##### SUPPLIED INFORMATION #####

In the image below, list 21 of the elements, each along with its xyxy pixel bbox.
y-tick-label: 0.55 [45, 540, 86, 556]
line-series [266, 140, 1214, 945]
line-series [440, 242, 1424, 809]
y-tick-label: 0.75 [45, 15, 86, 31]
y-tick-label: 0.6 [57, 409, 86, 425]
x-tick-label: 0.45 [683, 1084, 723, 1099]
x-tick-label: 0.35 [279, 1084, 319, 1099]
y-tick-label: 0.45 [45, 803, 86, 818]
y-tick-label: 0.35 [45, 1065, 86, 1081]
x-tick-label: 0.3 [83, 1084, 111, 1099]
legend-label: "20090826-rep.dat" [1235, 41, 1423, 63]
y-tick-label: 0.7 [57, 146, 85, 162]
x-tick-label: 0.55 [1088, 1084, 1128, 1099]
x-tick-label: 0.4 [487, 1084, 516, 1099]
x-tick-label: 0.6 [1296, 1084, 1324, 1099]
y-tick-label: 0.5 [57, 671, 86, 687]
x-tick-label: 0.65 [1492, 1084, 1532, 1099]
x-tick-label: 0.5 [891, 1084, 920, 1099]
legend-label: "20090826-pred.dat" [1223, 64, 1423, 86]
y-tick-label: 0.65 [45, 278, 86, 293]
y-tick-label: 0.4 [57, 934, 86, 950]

#####

SHORT EXERCISE - Identify each line in the records that contains the string "legend" and copy those lines in full. Case matters.

SOLUTION -
legend-label: "20090826-rep.dat" [1235, 41, 1423, 63]
legend-label: "20090826-pred.dat" [1223, 64, 1423, 86]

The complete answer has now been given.